▸ **TASK STATEMENT**: Write out all of the entries exactly, please.

▸ **PROVIDED ENTRIES**:
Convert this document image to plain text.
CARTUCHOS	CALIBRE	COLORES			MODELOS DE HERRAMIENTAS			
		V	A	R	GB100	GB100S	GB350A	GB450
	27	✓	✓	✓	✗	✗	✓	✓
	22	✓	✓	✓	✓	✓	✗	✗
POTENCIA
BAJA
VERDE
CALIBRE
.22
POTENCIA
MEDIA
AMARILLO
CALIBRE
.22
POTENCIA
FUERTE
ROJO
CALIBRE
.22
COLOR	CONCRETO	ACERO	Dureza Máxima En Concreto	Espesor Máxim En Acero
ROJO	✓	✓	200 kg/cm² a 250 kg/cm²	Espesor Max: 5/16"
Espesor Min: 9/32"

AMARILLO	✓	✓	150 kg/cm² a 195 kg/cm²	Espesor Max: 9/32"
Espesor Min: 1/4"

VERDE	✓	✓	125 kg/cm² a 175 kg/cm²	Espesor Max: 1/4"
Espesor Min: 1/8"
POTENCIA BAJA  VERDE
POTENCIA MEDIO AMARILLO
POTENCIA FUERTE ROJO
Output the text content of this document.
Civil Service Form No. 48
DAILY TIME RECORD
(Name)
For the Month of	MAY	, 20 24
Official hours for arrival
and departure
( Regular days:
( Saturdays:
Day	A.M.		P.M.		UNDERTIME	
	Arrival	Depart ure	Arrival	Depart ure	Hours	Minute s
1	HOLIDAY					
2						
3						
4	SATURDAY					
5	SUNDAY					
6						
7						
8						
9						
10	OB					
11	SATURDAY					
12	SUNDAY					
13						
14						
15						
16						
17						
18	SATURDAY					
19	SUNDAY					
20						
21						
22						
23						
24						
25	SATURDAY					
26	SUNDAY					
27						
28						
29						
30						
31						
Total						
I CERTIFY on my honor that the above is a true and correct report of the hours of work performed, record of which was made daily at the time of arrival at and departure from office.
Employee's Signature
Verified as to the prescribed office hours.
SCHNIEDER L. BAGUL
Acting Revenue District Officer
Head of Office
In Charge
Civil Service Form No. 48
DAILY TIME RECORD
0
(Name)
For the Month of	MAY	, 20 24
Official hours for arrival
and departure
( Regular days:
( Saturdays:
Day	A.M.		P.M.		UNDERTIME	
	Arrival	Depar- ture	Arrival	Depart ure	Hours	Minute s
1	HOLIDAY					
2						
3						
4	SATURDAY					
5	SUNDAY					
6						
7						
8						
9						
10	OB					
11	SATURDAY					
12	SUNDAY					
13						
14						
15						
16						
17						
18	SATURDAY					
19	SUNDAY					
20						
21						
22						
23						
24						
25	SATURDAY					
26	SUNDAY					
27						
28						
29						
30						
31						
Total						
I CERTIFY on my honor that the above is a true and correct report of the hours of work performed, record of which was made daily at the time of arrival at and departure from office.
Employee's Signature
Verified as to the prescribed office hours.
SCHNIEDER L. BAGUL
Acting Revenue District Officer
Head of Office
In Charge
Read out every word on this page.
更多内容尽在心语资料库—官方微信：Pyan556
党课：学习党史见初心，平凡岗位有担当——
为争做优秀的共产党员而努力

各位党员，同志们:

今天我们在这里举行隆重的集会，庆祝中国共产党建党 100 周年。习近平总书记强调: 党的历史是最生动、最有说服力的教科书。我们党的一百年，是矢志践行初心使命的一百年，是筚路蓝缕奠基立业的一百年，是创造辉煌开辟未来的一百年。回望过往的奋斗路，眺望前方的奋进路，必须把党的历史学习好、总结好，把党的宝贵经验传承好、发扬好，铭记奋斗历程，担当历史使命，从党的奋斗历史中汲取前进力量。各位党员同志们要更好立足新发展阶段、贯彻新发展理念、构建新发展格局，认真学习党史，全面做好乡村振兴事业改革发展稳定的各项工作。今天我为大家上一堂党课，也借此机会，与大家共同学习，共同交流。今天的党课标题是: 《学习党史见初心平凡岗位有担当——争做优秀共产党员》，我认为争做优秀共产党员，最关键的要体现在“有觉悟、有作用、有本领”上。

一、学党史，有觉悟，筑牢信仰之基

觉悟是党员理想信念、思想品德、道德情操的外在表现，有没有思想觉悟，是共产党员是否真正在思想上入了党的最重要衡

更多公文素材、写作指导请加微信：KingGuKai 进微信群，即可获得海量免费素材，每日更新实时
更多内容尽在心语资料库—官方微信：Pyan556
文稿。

▸ **CORRECT ANSWER**:
Convert this document image to plain text.
CARTUCHOS	CALIBRE	COLORES			MODELOS DE HERRAMIENTAS			
		V	A	R	GB100	GB100S	GB350A	GB450
	27	✓	✓	✓	✗	✗	✓	✓
	22	✓	✓	✓	✓	✓	✗	✗
POTENCIA
BAJA
VERDE
CALIBRE
.22
POTENCIA
MEDIA
AMARILLO
CALIBRE
.22
POTENCIA
FUERTE
ROJO
CALIBRE
.22
COLOR	CONCRETO	ACERO	Dureza Máxima En Concreto	Espesor Máxim En Acero
ROJO	✓	✓	200 kg/cm² a 250 kg/cm²	Espesor Max: 5/16"
Espesor Min: 9/32"

AMARILLO	✓	✓	150 kg/cm² a 195 kg/cm²	Espesor Max: 9/32"
Espesor Min: 1/4"

VERDE	✓	✓	125 kg/cm² a 175 kg/cm²	Espesor Max: 1/4"
Espesor Min: 1/8"
POTENCIA BAJA  VERDE
POTENCIA MEDIO AMARILLO
POTENCIA FUERTE ROJO
Output the text content of this document.
Civil Service Form No. 48
DAILY TIME RECORD
(Name)
For the Month of	MAY	, 20 24
Official hours for arrival
and departure
( Regular days:
( Saturdays:
Day	A.M.		P.M.		UNDERTIME	
	Arrival	Depart ure	Arrival	Depart ure	Hours	Minute s
1	HOLIDAY					
2						
3						
4	SATURDAY					
5	SUNDAY					
6						
7						
8						
9						
10	OB					
11	SATURDAY					
12	SUNDAY					
13						
14						
15						
16						
17						
18	SATURDAY					
19	SUNDAY					
20						
21						
22						
23						
24						
25	SATURDAY					
26	SUNDAY					
27						
28						
29						
30						
31						
Total						
I CERTIFY on my honor that the above is a true and correct report of the hours of work performed, record of which was made daily at the time of arrival at and departure from office.
Employee's Signature
Verified as to the prescribed office hours.
SCHNIEDER L. BAGUL
Acting Revenue District Officer
Head of Office
In Charge
Civil Service Form No. 48
DAILY TIME RECORD
0
(Name)
For the Month of	MAY	, 20 24
Official hours for arrival
and departure
( Regular days:
( Saturdays:
Day	A.M.		P.M.		UNDERTIME	
	Arrival	Depar- ture	Arrival	Depart ure	Hours	Minute s
1	HOLIDAY					
2						
3						
4	SATURDAY					
5	SUNDAY					
6						
7						
8						
9						
10	OB					
11	SATURDAY					
12	SUNDAY					
13						
14						
15						
16						
17						
18	SATURDAY					
19	SUNDAY					
20						
21						
22						
23						
24						
25	SATURDAY					
26	SUNDAY					
27						
28						
29						
30						
31						
Total						
I CERTIFY on my honor that the above is a true and correct report of the hours of work performed, record of which was made daily at the time of arrival at and departure from office.
Employee's Signature
Verified as to the prescribed office hours.
SCHNIEDER L. BAGUL
Acting Revenue District Officer
Head of Office
In Charge
Read out every word on this page.
更多内容尽在心语资料库—官方微信：Pyan556
党课：学习党史见初心，平凡岗位有担当——
为争做优秀的共产党员而努力

各位党员，同志们:

今天我们在这里举行隆重的集会，庆祝中国共产党建党 100 周年。习近平总书记强调: 党的历史是最生动、最有说服力的教科书。我们党的一百年，是矢志践行初心使命的一百年，是筚路蓝缕奠基立业的一百年，是创造辉煌开辟未来的一百年。回望过往的奋斗路，眺望前方的奋进路，必须把党的历史学习好、总结好，把党的宝贵经验传承好、发扬好，铭记奋斗历程，担当历史使命，从党的奋斗历史中汲取前进力量。各位党员同志们要更好立足新发展阶段、贯彻新发展理念、构建新发展格局，认真学习党史，全面做好乡村振兴事业改革发展稳定的各项工作。今天我为大家上一堂党课，也借此机会，与大家共同学习，共同交流。今天的党课标题是: 《学习党史见初心平凡岗位有担当——争做优秀共产党员》，我认为争做优秀共产党员，最关键的要体现在“有觉悟、有作用、有本领”上。

一、学党史，有觉悟，筑牢信仰之基

觉悟是党员理想信念、思想品德、道德情操的外在表现，有没有思想觉悟，是共产党员是否真正在思想上入了党的最重要衡

更多公文素材、写作指导请加微信：KingGuKai 进微信群，即可获得海量免费素材，每日更新实时
更多内容尽在心语资料库—官方微信：Pyan556
文稿。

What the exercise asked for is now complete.